§ REQUIRED WORK:
**a.** According to the medfilt2d documentation, what happens to the array at its edges?
**b.** For each statement, say whether it agrees with the medfilt2d documentation, and quote the words that decide it: (i) the default kernel size is 3; (ii) the elements of the kernel size should be even; (iii) the input must be a 3-dimensional array.
**c.** Rewrite the medfilt2d documentation from "Fonction medfilt2d - module" to "a 2-dimensional array.", replacing "2-dimensional" with "two-dimensional".
┌─ TEXT SEGMENT
Fonction medfilt2d - module scipy.signal

Signature de la fonction medfilt2d

def medfilt2d(input, kernel_size=3) 

Description

help(scipy.signal.medfilt2d)

Median filter a 2-dimensional array.

Apply a median filter to the `input` array using a local window-size
given by `kernel_size` (must be odd). The array is zero-padded
automatically.

Parameters
----------
input : array_like
    A 2-dimensional input array.
kernel_size : array_like, optional
    A scalar or a list of length 2, giving the size of the
    median filter window in each dimension.  Elements of
    `kernel_size` should be odd.  If `kernel_size` is a scalar,
    then this scalar is used as the size in each dimension.
└─
┌─ MATERIAL SHOWN
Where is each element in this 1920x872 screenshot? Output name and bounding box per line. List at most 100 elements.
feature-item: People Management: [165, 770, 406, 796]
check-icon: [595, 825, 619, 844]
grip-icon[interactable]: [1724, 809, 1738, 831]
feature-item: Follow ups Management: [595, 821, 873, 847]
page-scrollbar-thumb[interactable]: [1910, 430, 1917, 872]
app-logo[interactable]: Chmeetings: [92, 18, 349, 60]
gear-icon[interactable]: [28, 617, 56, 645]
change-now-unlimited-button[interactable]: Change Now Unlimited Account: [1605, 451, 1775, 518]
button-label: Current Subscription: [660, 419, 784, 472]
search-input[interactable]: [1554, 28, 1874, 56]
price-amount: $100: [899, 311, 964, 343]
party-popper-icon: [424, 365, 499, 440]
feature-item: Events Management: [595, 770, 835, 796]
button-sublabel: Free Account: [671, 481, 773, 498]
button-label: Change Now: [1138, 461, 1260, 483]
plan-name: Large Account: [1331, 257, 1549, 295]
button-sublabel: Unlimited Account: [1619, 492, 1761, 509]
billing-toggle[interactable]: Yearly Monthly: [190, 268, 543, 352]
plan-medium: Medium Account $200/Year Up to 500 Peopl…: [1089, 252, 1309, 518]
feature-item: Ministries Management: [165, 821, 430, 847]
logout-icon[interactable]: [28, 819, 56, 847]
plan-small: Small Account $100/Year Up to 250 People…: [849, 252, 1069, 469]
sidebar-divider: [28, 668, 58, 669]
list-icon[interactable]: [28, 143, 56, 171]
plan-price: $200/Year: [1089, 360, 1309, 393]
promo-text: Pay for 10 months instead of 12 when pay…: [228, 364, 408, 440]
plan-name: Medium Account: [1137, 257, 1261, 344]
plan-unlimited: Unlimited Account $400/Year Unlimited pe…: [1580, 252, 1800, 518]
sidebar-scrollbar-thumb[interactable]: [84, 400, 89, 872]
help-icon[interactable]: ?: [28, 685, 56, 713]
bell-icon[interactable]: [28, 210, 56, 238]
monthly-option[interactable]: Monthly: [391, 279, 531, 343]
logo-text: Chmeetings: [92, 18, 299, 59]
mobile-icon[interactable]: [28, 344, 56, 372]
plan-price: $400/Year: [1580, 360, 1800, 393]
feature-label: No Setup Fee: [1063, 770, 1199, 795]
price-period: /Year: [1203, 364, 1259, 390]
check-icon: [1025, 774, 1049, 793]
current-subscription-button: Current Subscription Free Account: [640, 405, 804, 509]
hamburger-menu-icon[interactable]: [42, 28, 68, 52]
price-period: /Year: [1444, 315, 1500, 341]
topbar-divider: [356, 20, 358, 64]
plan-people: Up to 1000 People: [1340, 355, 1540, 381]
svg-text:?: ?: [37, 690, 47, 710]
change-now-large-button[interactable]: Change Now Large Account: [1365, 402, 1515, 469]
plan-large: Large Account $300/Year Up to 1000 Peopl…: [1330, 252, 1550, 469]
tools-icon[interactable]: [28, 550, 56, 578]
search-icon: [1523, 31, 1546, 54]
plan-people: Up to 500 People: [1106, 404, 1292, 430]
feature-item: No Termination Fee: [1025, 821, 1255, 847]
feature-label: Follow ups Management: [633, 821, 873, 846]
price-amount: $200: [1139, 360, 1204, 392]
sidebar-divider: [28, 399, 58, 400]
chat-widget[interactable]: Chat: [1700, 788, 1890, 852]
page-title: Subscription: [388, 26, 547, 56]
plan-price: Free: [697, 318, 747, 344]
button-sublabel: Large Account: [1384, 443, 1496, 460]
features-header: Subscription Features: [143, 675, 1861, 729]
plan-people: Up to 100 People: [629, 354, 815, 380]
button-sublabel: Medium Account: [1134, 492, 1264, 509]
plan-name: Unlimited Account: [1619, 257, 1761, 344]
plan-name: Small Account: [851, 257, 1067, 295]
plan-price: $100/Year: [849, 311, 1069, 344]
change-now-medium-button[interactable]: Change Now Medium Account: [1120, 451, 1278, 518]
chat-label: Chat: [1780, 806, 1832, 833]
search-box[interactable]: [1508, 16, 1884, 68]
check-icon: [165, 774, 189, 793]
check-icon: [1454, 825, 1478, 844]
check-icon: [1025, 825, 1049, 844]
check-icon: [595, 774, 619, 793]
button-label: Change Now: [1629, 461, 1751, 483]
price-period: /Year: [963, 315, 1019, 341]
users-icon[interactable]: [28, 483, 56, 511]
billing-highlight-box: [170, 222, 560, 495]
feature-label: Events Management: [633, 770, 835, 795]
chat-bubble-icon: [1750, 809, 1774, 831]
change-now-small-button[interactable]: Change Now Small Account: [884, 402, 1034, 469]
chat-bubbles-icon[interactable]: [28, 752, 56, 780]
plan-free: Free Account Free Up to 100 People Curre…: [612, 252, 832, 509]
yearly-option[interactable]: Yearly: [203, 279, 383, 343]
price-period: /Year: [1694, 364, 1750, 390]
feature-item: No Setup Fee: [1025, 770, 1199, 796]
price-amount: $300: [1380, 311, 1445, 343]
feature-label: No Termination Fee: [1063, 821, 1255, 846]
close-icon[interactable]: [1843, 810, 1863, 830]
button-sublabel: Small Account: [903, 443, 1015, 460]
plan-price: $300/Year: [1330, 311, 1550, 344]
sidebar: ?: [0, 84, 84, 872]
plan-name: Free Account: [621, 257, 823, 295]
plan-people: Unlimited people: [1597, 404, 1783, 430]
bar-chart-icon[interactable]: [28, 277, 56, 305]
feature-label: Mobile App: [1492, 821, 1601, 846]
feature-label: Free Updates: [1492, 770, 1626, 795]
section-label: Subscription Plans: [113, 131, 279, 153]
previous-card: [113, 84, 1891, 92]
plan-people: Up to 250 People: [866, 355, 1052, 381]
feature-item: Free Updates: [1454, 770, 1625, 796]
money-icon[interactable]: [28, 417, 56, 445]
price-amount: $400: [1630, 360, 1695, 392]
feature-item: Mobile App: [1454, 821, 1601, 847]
└─
§ RESPONSES PER TASK:
**a.** The array is zero-padded automatically.

**b.**
(i) Yes: "kernel_size=3"
(ii) No: "Elements of `kernel_size` should be odd."
(iii) No: "A 2-dimensional input array."

**c.**
Fonction medfilt2d - module scipy.signal

Signature de la fonction medfilt2d

def medfilt2d(input, kernel_size=3) 

Description

help(scipy.signal.medfilt2d)

Median filter a two-dimensional array.